Exercise brief:
Copy each line of the data below exactly, leaving out pictures.

Materials provided:
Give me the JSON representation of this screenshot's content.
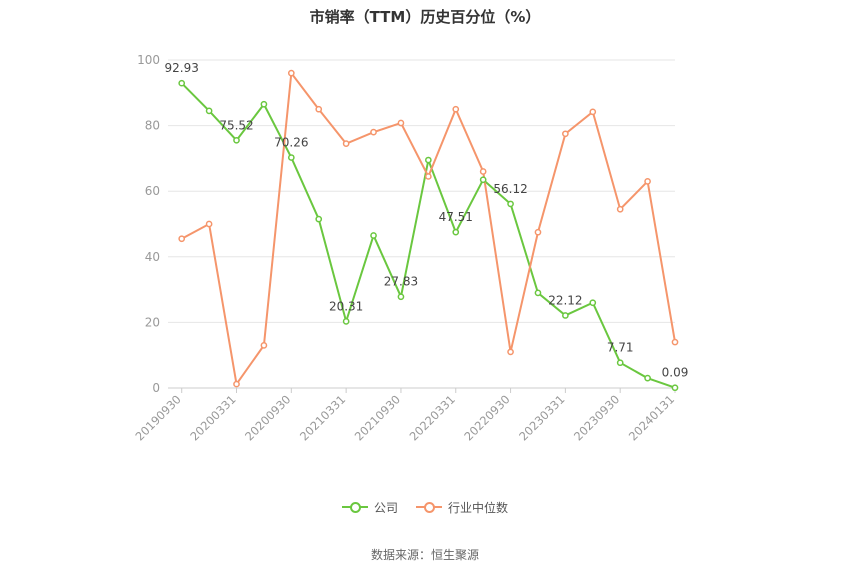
{
  "title": "市销率（TTM）历史百分位（%）",
  "source": "数据来源：恒生聚源",
  "colors": {
    "company": "#6ac73f",
    "industry": "#f5956b",
    "grid": "#e6e6e6",
    "axis_text": "#999999"
  },
  "chart_data": {
    "type": "line",
    "title": "市销率（TTM）历史百分位（%）",
    "ylim": [
      0,
      100
    ],
    "y_ticks": [
      0,
      20,
      40,
      60,
      80,
      100
    ],
    "x": [
      "20190930",
      "20191231",
      "20200331",
      "20200630",
      "20200930",
      "20201231",
      "20210331",
      "20210630",
      "20210930",
      "20211231",
      "20220331",
      "20220630",
      "20220930",
      "20221231",
      "20230331",
      "20230630",
      "20230930",
      "20231231",
      "20240131"
    ],
    "x_tick_labels": [
      "20190930",
      "20200331",
      "20200930",
      "20210331",
      "20210930",
      "20220331",
      "20220930",
      "20230331",
      "20230930",
      "20240131"
    ],
    "legend_position": "bottom",
    "series": [
      {
        "name": "公司",
        "color": "#6ac73f",
        "values": [
          92.93,
          84.5,
          75.52,
          86.5,
          70.26,
          51.5,
          20.31,
          46.5,
          27.83,
          69.5,
          47.51,
          63.5,
          56.12,
          29.0,
          22.12,
          26.0,
          7.71,
          3.0,
          0.09
        ],
        "labels": [
          "92.93",
          "",
          "75.52",
          "",
          "70.26",
          "",
          "20.31",
          "",
          "27.83",
          "",
          "47.51",
          "",
          "56.12",
          "",
          "22.12",
          "",
          "7.71",
          "",
          "0.09"
        ]
      },
      {
        "name": "行业中位数",
        "color": "#f5956b",
        "values": [
          45.5,
          50.0,
          1.2,
          13.0,
          96.0,
          85.0,
          74.5,
          78.0,
          80.8,
          64.5,
          85.0,
          66.0,
          11.0,
          47.5,
          77.5,
          84.2,
          54.5,
          63.0,
          14.0
        ]
      }
    ]
  }
}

Correct result:
Give me the JSON representation of this screenshot's content.
{
  "title": "市销率（TTM）历史百分位（%）",
  "source": "数据来源：恒生聚源",
  "colors": {
    "company": "#6ac73f",
    "industry": "#f5956b",
    "grid": "#e6e6e6",
    "axis_text": "#999999"
  },
  "chart_data": {
    "type": "line",
    "title": "市销率（TTM）历史百分位（%）",
    "ylim": [
      0,
      100
    ],
    "y_ticks": [
      0,
      20,
      40,
      60,
      80,
      100
    ],
    "x": [
      "20190930",
      "20191231",
      "20200331",
      "20200630",
      "20200930",
      "20201231",
      "20210331",
      "20210630",
      "20210930",
      "20211231",
      "20220331",
      "20220630",
      "20220930",
      "20221231",
      "20230331",
      "20230630",
      "20230930",
      "20231231",
      "20240131"
    ],
    "x_tick_labels": [
      "20190930",
      "20200331",
      "20200930",
      "20210331",
      "20210930",
      "20220331",
      "20220930",
      "20230331",
      "20230930",
      "20240131"
    ],
    "legend_position": "bottom",
    "series": [
      {
        "name": "公司",
        "color": "#6ac73f",
        "values": [
          92.93,
          84.5,
          75.52,
          86.5,
          70.26,
          51.5,
          20.31,
          46.5,
          27.83,
          69.5,
          47.51,
          63.5,
          56.12,
          29.0,
          22.12,
          26.0,
          7.71,
          3.0,
          0.09
        ],
        "labels": [
          "92.93",
          "",
          "75.52",
          "",
          "70.26",
          "",
          "20.31",
          "",
          "27.83",
          "",
          "47.51",
          "",
          "56.12",
          "",
          "22.12",
          "",
          "7.71",
          "",
          "0.09"
        ]
      },
      {
        "name": "行业中位数",
        "color": "#f5956b",
        "values": [
          45.5,
          50.0,
          1.2,
          13.0,
          96.0,
          85.0,
          74.5,
          78.0,
          80.8,
          64.5,
          85.0,
          66.0,
          11.0,
          47.5,
          77.5,
          84.2,
          54.5,
          63.0,
          14.0
        ]
      }
    ]
  }
}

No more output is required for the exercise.